Exercise requirements
Quote each record exactly, please, leaving none out.

Extracted records
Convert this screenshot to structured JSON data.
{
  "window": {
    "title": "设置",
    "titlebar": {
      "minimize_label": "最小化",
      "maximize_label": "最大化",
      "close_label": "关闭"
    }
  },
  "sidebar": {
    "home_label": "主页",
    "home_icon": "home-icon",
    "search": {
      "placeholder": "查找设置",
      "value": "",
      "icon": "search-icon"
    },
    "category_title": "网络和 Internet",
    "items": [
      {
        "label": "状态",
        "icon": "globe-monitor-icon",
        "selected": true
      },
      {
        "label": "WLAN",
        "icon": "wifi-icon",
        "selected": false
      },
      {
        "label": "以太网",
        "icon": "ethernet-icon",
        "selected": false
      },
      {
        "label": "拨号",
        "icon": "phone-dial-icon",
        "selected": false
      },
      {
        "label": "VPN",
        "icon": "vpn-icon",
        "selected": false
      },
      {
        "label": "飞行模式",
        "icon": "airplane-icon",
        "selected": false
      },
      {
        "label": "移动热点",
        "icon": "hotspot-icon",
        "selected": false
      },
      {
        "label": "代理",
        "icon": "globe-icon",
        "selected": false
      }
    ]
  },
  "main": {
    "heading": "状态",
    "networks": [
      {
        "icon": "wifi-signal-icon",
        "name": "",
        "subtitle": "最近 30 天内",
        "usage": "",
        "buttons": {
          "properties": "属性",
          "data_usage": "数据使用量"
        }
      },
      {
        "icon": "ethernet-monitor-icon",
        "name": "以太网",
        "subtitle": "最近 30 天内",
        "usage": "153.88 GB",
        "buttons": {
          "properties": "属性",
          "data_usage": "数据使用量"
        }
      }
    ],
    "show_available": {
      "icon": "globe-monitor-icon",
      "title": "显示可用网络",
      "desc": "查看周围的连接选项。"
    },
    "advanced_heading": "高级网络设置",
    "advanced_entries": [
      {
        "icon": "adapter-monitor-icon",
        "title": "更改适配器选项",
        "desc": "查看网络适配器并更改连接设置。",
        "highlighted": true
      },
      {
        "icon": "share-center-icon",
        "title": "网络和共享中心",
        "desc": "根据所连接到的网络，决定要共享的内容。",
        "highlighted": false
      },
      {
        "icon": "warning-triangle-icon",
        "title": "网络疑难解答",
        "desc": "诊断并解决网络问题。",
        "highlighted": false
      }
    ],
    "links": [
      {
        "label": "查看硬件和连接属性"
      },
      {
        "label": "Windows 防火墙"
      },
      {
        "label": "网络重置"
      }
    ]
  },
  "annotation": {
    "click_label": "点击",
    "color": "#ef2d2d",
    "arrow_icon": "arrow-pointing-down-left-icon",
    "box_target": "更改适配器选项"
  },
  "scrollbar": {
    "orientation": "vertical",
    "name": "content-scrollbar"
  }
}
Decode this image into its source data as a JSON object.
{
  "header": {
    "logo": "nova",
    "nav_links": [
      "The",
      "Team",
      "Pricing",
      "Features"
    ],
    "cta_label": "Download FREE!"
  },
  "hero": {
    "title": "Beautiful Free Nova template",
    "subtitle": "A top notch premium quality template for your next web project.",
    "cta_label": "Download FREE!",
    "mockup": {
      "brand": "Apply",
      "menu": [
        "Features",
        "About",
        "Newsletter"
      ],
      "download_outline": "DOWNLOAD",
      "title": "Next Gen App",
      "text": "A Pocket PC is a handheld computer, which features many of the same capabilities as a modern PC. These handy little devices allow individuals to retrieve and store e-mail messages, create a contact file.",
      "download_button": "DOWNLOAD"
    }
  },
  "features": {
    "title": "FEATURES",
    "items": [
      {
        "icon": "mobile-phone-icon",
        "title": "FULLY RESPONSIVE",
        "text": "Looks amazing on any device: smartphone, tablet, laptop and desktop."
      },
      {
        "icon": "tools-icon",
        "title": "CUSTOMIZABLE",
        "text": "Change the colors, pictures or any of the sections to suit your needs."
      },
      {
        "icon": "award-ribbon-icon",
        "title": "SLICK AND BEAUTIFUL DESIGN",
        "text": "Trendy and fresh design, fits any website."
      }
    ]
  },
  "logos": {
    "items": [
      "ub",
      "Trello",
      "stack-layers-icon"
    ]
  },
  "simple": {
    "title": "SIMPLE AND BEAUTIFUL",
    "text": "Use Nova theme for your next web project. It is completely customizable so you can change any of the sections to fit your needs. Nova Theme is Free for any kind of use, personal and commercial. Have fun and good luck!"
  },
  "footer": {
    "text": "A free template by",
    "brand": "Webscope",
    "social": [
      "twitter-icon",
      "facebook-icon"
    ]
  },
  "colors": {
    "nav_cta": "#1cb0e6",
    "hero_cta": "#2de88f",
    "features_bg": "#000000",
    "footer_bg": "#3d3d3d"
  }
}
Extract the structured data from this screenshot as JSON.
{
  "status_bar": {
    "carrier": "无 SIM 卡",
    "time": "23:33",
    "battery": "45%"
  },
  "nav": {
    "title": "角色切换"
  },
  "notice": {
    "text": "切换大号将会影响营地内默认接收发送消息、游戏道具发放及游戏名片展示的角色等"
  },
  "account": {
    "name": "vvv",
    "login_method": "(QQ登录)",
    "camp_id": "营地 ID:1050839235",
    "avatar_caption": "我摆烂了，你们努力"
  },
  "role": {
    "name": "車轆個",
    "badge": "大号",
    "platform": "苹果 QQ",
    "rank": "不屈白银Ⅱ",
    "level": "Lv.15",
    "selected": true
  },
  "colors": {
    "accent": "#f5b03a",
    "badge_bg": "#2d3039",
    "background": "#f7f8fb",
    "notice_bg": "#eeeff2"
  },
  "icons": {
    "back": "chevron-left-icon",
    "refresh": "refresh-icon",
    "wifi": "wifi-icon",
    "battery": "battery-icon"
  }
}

Answer to the task
Convert this screenshot to structured JSON data.
{
  "window": {
    "title": "设置",
    "titlebar": {
      "minimize_label": "最小化",
      "maximize_label": "最大化",
      "close_label": "关闭"
    }
  },
  "sidebar": {
    "home_label": "主页",
    "home_icon": "home-icon",
    "search": {
      "placeholder": "查找设置",
      "value": "",
      "icon": "search-icon"
    },
    "category_title": "网络和 Internet",
    "items": [
      {
        "label": "状态",
        "icon": "globe-monitor-icon",
        "selected": true
      },
      {
        "label": "WLAN",
        "icon": "wifi-icon",
        "selected": false
      },
      {
        "label": "以太网",
        "icon": "ethernet-icon",
        "selected": false
      },
      {
        "label": "拨号",
        "icon": "phone-dial-icon",
        "selected": false
      },
      {
        "label": "VPN",
        "icon": "vpn-icon",
        "selected": false
      },
      {
        "label": "飞行模式",
        "icon": "airplane-icon",
        "selected": false
      },
      {
        "label": "移动热点",
        "icon": "hotspot-icon",
        "selected": false
      },
      {
        "label": "代理",
        "icon": "globe-icon",
        "selected": false
      }
    ]
  },
  "main": {
    "heading": "状态",
    "networks": [
      {
        "icon": "wifi-signal-icon",
        "name": "",
        "subtitle": "最近 30 天内",
        "usage": "",
        "buttons": {
          "properties": "属性",
          "data_usage": "数据使用量"
        }
      },
      {
        "icon": "ethernet-monitor-icon",
        "name": "以太网",
        "subtitle": "最近 30 天内",
        "usage": "153.88 GB",
        "buttons": {
          "properties": "属性",
          "data_usage": "数据使用量"
        }
      }
    ],
    "show_available": {
      "icon": "globe-monitor-icon",
      "title": "显示可用网络",
      "desc": "查看周围的连接选项。"
    },
    "advanced_heading": "高级网络设置",
    "advanced_entries": [
      {
        "icon": "adapter-monitor-icon",
        "title": "更改适配器选项",
        "desc": "查看网络适配器并更改连接设置。",
        "highlighted": true
      },
      {
        "icon": "share-center-icon",
        "title": "网络和共享中心",
        "desc": "根据所连接到的网络，决定要共享的内容。",
        "highlighted": false
      },
      {
        "icon": "warning-triangle-icon",
        "title": "网络疑难解答",
        "desc": "诊断并解决网络问题。",
        "highlighted": false
      }
    ],
    "links": [
      {
        "label": "查看硬件和连接属性"
      },
      {
        "label": "Windows 防火墙"
      },
      {
        "label": "网络重置"
      }
    ]
  },
  "annotation": {
    "click_label": "点击",
    "color": "#ef2d2d",
    "arrow_icon": "arrow-pointing-down-left-icon",
    "box_target": "更改适配器选项"
  },
  "scrollbar": {
    "orientation": "vertical",
    "name": "content-scrollbar"
  }
}
Decode this image into its source data as a JSON object.
{
  "header": {
    "logo": "nova",
    "nav_links": [
      "The",
      "Team",
      "Pricing",
      "Features"
    ],
    "cta_label": "Download FREE!"
  },
  "hero": {
    "title": "Beautiful Free Nova template",
    "subtitle": "A top notch premium quality template for your next web project.",
    "cta_label": "Download FREE!",
    "mockup": {
      "brand": "Apply",
      "menu": [
        "Features",
        "About",
        "Newsletter"
      ],
      "download_outline": "DOWNLOAD",
      "title": "Next Gen App",
      "text": "A Pocket PC is a handheld computer, which features many of the same capabilities as a modern PC. These handy little devices allow individuals to retrieve and store e-mail messages, create a contact file.",
      "download_button": "DOWNLOAD"
    }
  },
  "features": {
    "title": "FEATURES",
    "items": [
      {
        "icon": "mobile-phone-icon",
        "title": "FULLY RESPONSIVE",
        "text": "Looks amazing on any device: smartphone, tablet, laptop and desktop."
      },
      {
        "icon": "tools-icon",
        "title": "CUSTOMIZABLE",
        "text": "Change the colors, pictures or any of the sections to suit your needs."
      },
      {
        "icon": "award-ribbon-icon",
        "title": "SLICK AND BEAUTIFUL DESIGN",
        "text": "Trendy and fresh design, fits any website."
      }
    ]
  },
  "logos": {
    "items": [
      "ub",
      "Trello",
      "stack-layers-icon"
    ]
  },
  "simple": {
    "title": "SIMPLE AND BEAUTIFUL",
    "text": "Use Nova theme for your next web project. It is completely customizable so you can change any of the sections to fit your needs. Nova Theme is Free for any kind of use, personal and commercial. Have fun and good luck!"
  },
  "footer": {
    "text": "A free template by",
    "brand": "Webscope",
    "social": [
      "twitter-icon",
      "facebook-icon"
    ]
  },
  "colors": {
    "nav_cta": "#1cb0e6",
    "hero_cta": "#2de88f",
    "features_bg": "#000000",
    "footer_bg": "#3d3d3d"
  }
}
Extract the structured data from this screenshot as JSON.
{
  "status_bar": {
    "carrier": "无 SIM 卡",
    "time": "23:33",
    "battery": "45%"
  },
  "nav": {
    "title": "角色切换"
  },
  "notice": {
    "text": "切换大号将会影响营地内默认接收发送消息、游戏道具发放及游戏名片展示的角色等"
  },
  "account": {
    "name": "vvv",
    "login_method": "(QQ登录)",
    "camp_id": "营地 ID:1050839235",
    "avatar_caption": "我摆烂了，你们努力"
  },
  "role": {
    "name": "車轆個",
    "badge": "大号",
    "platform": "苹果 QQ",
    "rank": "不屈白银Ⅱ",
    "level": "Lv.15",
    "selected": true
  },
  "colors": {
    "accent": "#f5b03a",
    "badge_bg": "#2d3039",
    "background": "#f7f8fb",
    "notice_bg": "#eeeff2"
  },
  "icons": {
    "back": "chevron-left-icon",
    "refresh": "refresh-icon",
    "wifi": "wifi-icon",
    "battery": "battery-icon"
  }
}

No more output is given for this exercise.